1 Introduction

Object detecting schemes for industrial application have to balance requirements of minimal cost, system miniaturization, and the ease of deployment. Current trend towards the object detection system is gradually being implemented via replacing with sensing nodes, and wireless devices hence adapt to the changing environments [1]. To this end, the wireless sensor network system is deemed best able to extend control from cyberspace into physical world [2]. In recent years, the promises of wireless sensing network lead to the development of visual object identification and tracking, with the total exclusion of thousands of meters of electric cables [3]. The design of camera-based network, however, shows the potential of object detection in the fields of healthcare monitoring, military operation, and home security [46]. As the highly developed technology, high-resolution cameras integrated with wireless sensing networks transform the system to real-time image sensing platforms, namely wireless visual sensor networks, allowing us to interpret multiple signals to visual exhibition. In recent years, the application of wireless image sensing networks in surveillance is most pronounced specifically because of its non-intrusive fashion of data collection [7, 8]. As a result, sensing elements such as infrared, video and radio frequency identification, bridge the gap between the real physical world and the virtual space [911]. Methodologies on security monitoring are required for wireless sensor network-based object detection researching and developing.

In the network design process, issues of system reliability, high precision, and fast response are evaluated to set the baseline. As such, its working parameters are crucial for object detection. A most fundamental setting involves the basic processing approaches. The detection approach contains target capture, object outlining and labeling, bounding box generating, object recognition, and so forth. However, due to the demand of real-time image processing, the detection algorithm is a complex task, especially for moving objects.

━━━━━━━━━━━━━━━━━━━━━━━━━━━━━━

Instructions ::
1) Rewrite the paragraph of the introduction that begins "In the network design process" more briefly, keeping its main facts.
2) Please quote the stretch of the introduction from "In the network" through "for moving objects.".

[Layout element entries]
━━━━━━━━━━━━━━━━━━━━━━━━━━━━━━

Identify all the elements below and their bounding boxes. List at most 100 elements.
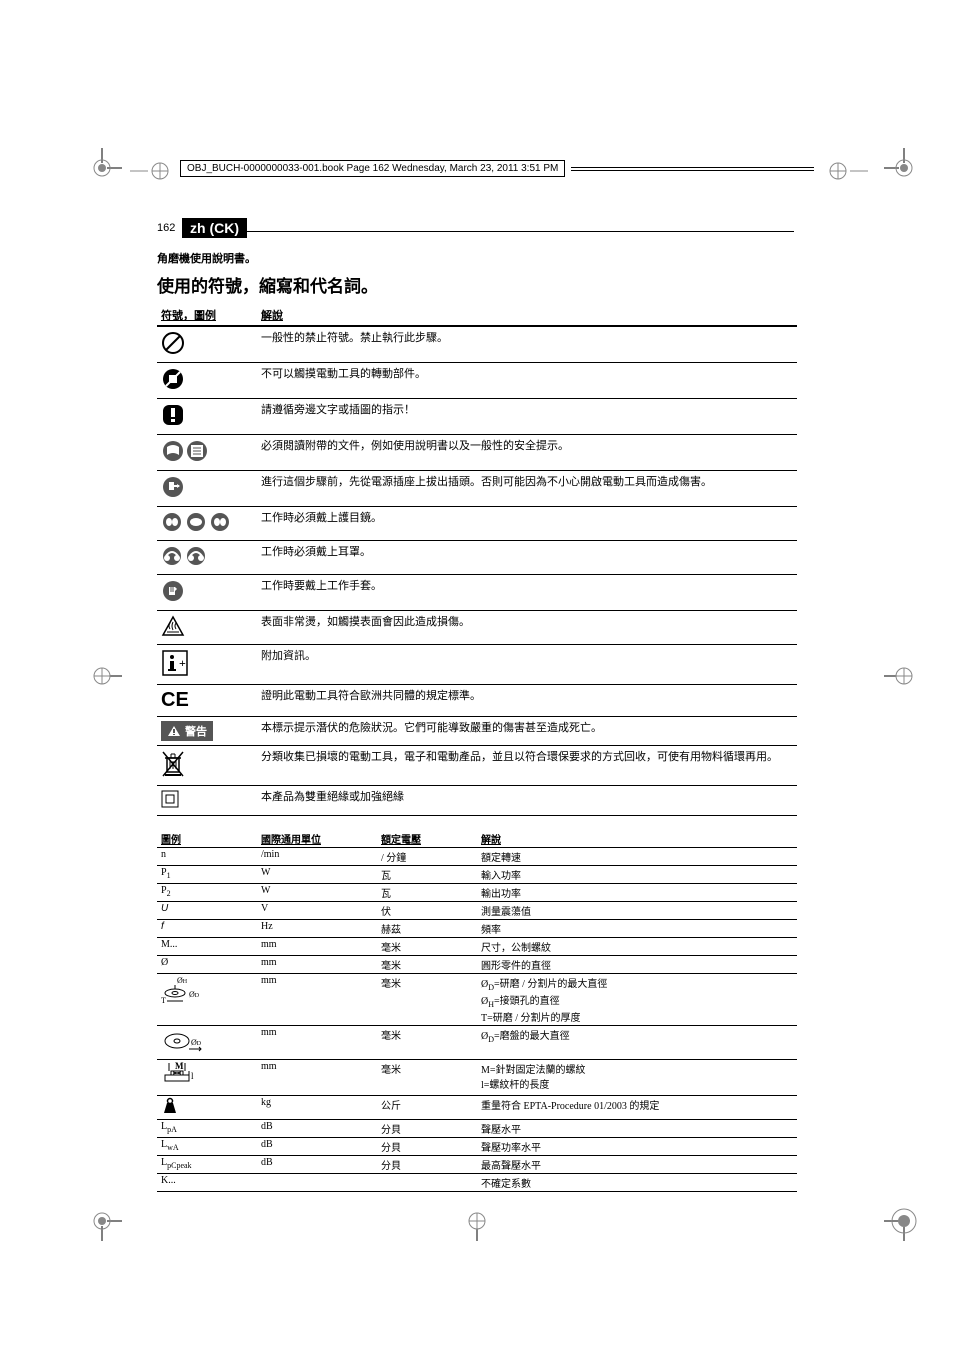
- desc: 必須閱讀附帶的文件，例如使用說明書以及一般性的安全提示。: [257, 435, 797, 471]
- ce-icon: CE: [157, 685, 257, 717]
- desc: 請遵循旁邊文字或插圖的指示！: [257, 399, 797, 435]
- c1: LwA: [157, 1138, 257, 1156]
- c1: M...: [157, 938, 257, 956]
- c1: P2: [157, 884, 257, 902]
- c3: 公斤: [377, 1096, 477, 1120]
- c3: 毫米: [377, 938, 477, 956]
- table-row: 工作時必須戴上耳罩。: [157, 541, 797, 575]
- crop-mark-br: [884, 1201, 924, 1241]
- top-rule: [244, 231, 794, 232]
- hot-surface-icon: [157, 611, 257, 645]
- desc: 工作時要戴上工作手套。: [257, 575, 797, 611]
- desc: 本標示提示潛伏的危險狀況。它們可能導致嚴重的傷害甚至造成死亡。: [257, 717, 797, 746]
- header-bar: OBJ_BUCH-0000000033-001.book Page 162 We…: [180, 160, 814, 177]
- double-insulation-icon: [157, 786, 257, 816]
- c3: 分貝: [377, 1156, 477, 1174]
- c2: mm: [257, 974, 377, 1026]
- table-row: LpAdB分貝聲壓水平: [157, 1120, 797, 1138]
- c1: Ø: [157, 956, 257, 974]
- page-content: 角磨機使用說明書。 使用的符號，縮寫和代名詞。 符號，圖例 解說 一般性的禁止符…: [157, 250, 797, 1192]
- crop-mark-tl: [82, 148, 122, 188]
- c1: U: [157, 902, 257, 920]
- c2: mm: [257, 1026, 377, 1060]
- c2: Hz: [257, 920, 377, 938]
- c1: LpCpeak: [157, 1156, 257, 1174]
- c3: / 分鐘: [377, 848, 477, 866]
- table-row: ØDmm毫米ØD=磨盤的最大直徑: [157, 1026, 797, 1060]
- c3: 瓦: [377, 866, 477, 884]
- registration-icon-tr: [828, 156, 868, 191]
- th-fig: 圖例: [157, 830, 257, 848]
- th-intl: 國際通用單位: [257, 830, 377, 848]
- table-row: Mlmm毫米M=針對固定法蘭的螺紋l=螺紋杆的長度: [157, 1060, 797, 1096]
- th-symbol: 符號，圖例: [157, 305, 257, 326]
- c3: 毫米: [377, 1060, 477, 1096]
- c4: 圓形零件的直徑: [477, 956, 797, 974]
- c1: P1: [157, 866, 257, 884]
- c1: n: [157, 848, 257, 866]
- table-row: +附加資訊。: [157, 645, 797, 685]
- c1: f: [157, 920, 257, 938]
- c4: 測量震蕩值: [477, 902, 797, 920]
- flange-icon: Ml: [157, 1060, 257, 1096]
- table-row: 請遵循旁邊文字或插圖的指示！: [157, 399, 797, 435]
- desc: 附加資訊。: [257, 645, 797, 685]
- c4: 聲壓功率水平: [477, 1138, 797, 1156]
- c2: mm: [257, 938, 377, 956]
- svg-text:M: M: [175, 1061, 184, 1071]
- desc: 表面非常燙，如觸摸表面會因此造成損傷。: [257, 611, 797, 645]
- gloves-icon: [157, 575, 257, 611]
- desc: 工作時必須戴上護目鏡。: [257, 507, 797, 541]
- c2: V: [257, 902, 377, 920]
- desc: 分類收集已損壞的電動工具，電子和電動產品，並且以符合環保要求的方式回收，可使有用…: [257, 746, 797, 786]
- c3: 赫茲: [377, 920, 477, 938]
- table-row: LpCpeakdB分貝最高聲壓水平: [157, 1156, 797, 1174]
- table-row: Ømm毫米圓形零件的直徑: [157, 956, 797, 974]
- c4: M=針對固定法蘭的螺紋l=螺紋杆的長度: [477, 1060, 797, 1096]
- prohibit-icon: [157, 326, 257, 363]
- earmuff-icon: [157, 541, 257, 575]
- c1: LpA: [157, 1120, 257, 1138]
- crop-mark-bc: [457, 1201, 497, 1241]
- c2: mm: [257, 956, 377, 974]
- table-row: UV伏測量震蕩值: [157, 902, 797, 920]
- table-row: 工作時要戴上工作手套。: [157, 575, 797, 611]
- desc: 一般性的禁止符號。禁止執行此步驟。: [257, 326, 797, 363]
- warning-badge: 警告: [157, 717, 257, 746]
- c4: 輸出功率: [477, 884, 797, 902]
- c2: dB: [257, 1156, 377, 1174]
- attention-icon: [157, 399, 257, 435]
- c3: 毫米: [377, 974, 477, 1026]
- c2: /min: [257, 848, 377, 866]
- table-row: n/min/ 分鐘額定轉速: [157, 848, 797, 866]
- table-row: CE證明此電動工具符合歐洲共同體的規定標準。: [157, 685, 797, 717]
- crop-mark-tr: [884, 148, 924, 188]
- th-desc: 解說: [257, 305, 797, 326]
- crop-mark-cr: [884, 656, 924, 696]
- c2: dB: [257, 1138, 377, 1156]
- svg-text:ØD: ØD: [189, 990, 200, 999]
- th-desc2: 解說: [477, 830, 797, 848]
- pad-icon: ØD: [157, 1026, 257, 1060]
- c4: 聲壓水平: [477, 1120, 797, 1138]
- table-row: 工作時必須戴上護目鏡。: [157, 507, 797, 541]
- page-number: 162: [157, 222, 175, 234]
- c3: [377, 1174, 477, 1192]
- desc: 進行這個步驟前，先從電源插座上拔出插頭。否則可能因為不小心開啟電動工具而造成傷害…: [257, 471, 797, 507]
- c2: dB: [257, 1120, 377, 1138]
- table-row: P2W瓦輸出功率: [157, 884, 797, 902]
- c3: 分貝: [377, 1120, 477, 1138]
- no-touch-icon: [157, 363, 257, 399]
- table-row: K...不確定系數: [157, 1174, 797, 1192]
- c2: W: [257, 884, 377, 902]
- filepath-text: OBJ_BUCH-0000000033-001.book Page 162 We…: [180, 160, 565, 177]
- table-row: 進行這個步驟前，先從電源插座上拔出插頭。否則可能因為不小心開啟電動工具而造成傷害…: [157, 471, 797, 507]
- desc: 本產品為雙重絕緣或加強絕緣: [257, 786, 797, 816]
- c3: 分貝: [377, 1138, 477, 1156]
- svg-text:ØD: ØD: [191, 1038, 202, 1047]
- manual-icon: [157, 435, 257, 471]
- c2: mm: [257, 1060, 377, 1096]
- c4: 輸入功率: [477, 866, 797, 884]
- c4: ØD=磨盤的最大直徑: [477, 1026, 797, 1060]
- crop-mark-bl: [82, 1201, 122, 1241]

━━━━━━━━━━━━━━━━━━━━━━━━━━━━━━

List of solutions ::
1) Network design starts by evaluating system reliability, high precision, and fast response to set a baseline, which makes the working parameters crucial for object detection. The most fundamental setting is the basic processing approach. The detection approach covers target capture, object outlining and labeling, bounding box generation, and object recognition. Because real-time image processing is required, the detection algorithm is complex, especially for moving objects.

2)
In the network design process, issues of system reliability, high precision, and fast response are evaluated to set the baseline. As such, its working parameters are crucial for object detection. A most fundamental setting involves the basic processing approaches. The detection approach contains target capture, object outlining and labeling, bounding box generating, object recognition, and so forth. However, due to the demand of real-time image processing, the detection algorithm is a complex task, especially for moving objects.